*Exercise requirements:*
Find each line with the word "celkem" and copy it.

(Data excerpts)

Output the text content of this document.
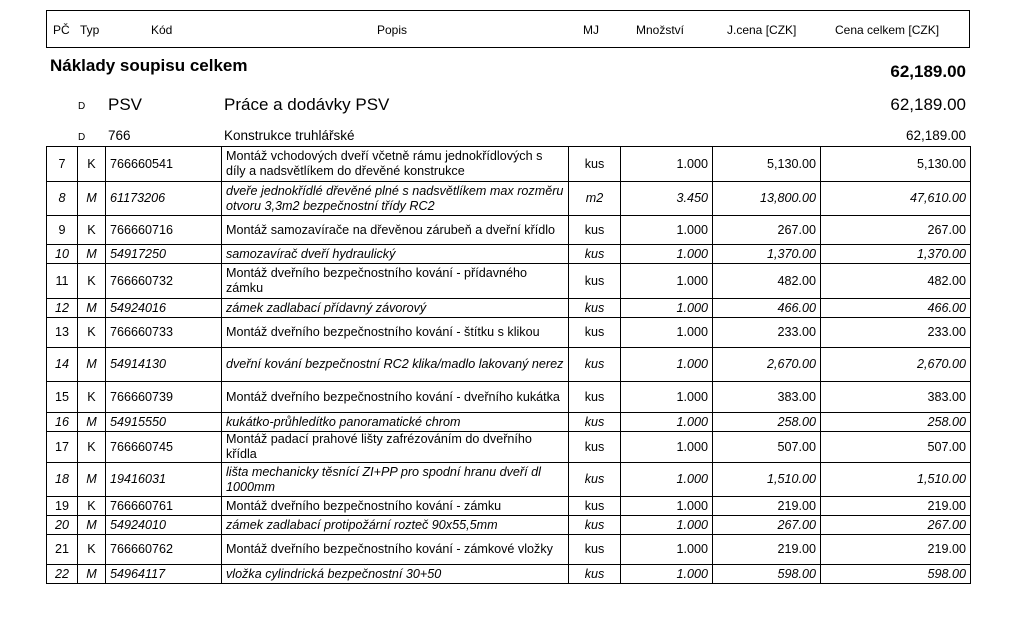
PČ Typ	Kód	Popis	MJ	Množství	J.cena [CZK]	Cena celkem [CZK]
Náklady soupisu celkem	62,189.00
D PSV	Práce a dodávky PSV	62,189.00
D 766	Konstrukce truhlářské	62,189.00
7	K	766660541	Montáž vchodových dveří včetně rámu jednokřídlových s díly a nadsvětlíkem do dřevěné konstrukce	kus	1.000	5,130.00	5,130.00
8	M	61173206	dveře jednokřídlé dřevěné plné s nadsvětlíkem max rozměru otvoru 3,3m2 bezpečnostní třídy RC2	m2	3.450	13,800.00	47,610.00
9	K	766660716	Montáž samozavírače na dřevěnou zárubeň a dveřní křídlo	kus	1.000	267.00	267.00
10	M	54917250	samozavírač dveří hydraulický	kus	1.000	1,370.00	1,370.00
11	K	766660732	Montáž dveřního bezpečnostního kování - přídavného zámku	kus	1.000	482.00	482.00
12	M	54924016	zámek zadlabací přídavný závorový	kus	1.000	466.00	466.00
13	K	766660733	Montáž dveřního bezpečnostního kování - štítku s klikou	kus	1.000	233.00	233.00
14	M	54914130	dveřní kování bezpečnostní RC2 klika/madlo lakovaný nerez	kus	1.000	2,670.00	2,670.00
15	K	766660739	Montáž dveřního bezpečnostního kování - dveřního kukátka	kus	1.000	383.00	383.00
16	M	54915550	kukátko-průhledítko panoramatické chrom	kus	1.000	258.00	258.00
17	K	766660745	Montáž padací prahové lišty zafrézováním do dveřního křídla	kus	1.000	507.00	507.00
18	M	19416031	lišta mechanicky těsnící ZI+PP pro spodní hranu dveří dl 1000mm	kus	1.000	1,510.00	1,510.00
19	K	766660761	Montáž dveřního bezpečnostního kování - zámku	kus	1.000	219.00	219.00
20	M	54924010	zámek zadlabací protipožární rozteč 90x55,5mm	kus	1.000	267.00	267.00
21	K	766660762	Montáž dveřního bezpečnostního kování - zámkové vložky	kus	1.000	219.00	219.00
22	M	54964117	vložka cylindrická bezpečnostní 30+50	kus	1.000	598.00	598.00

*Output of the exercise:*
PČ Typ	Kód	Popis	MJ	Množství	J.cena [CZK]	Cena celkem [CZK]
Náklady soupisu celkem	62,189.00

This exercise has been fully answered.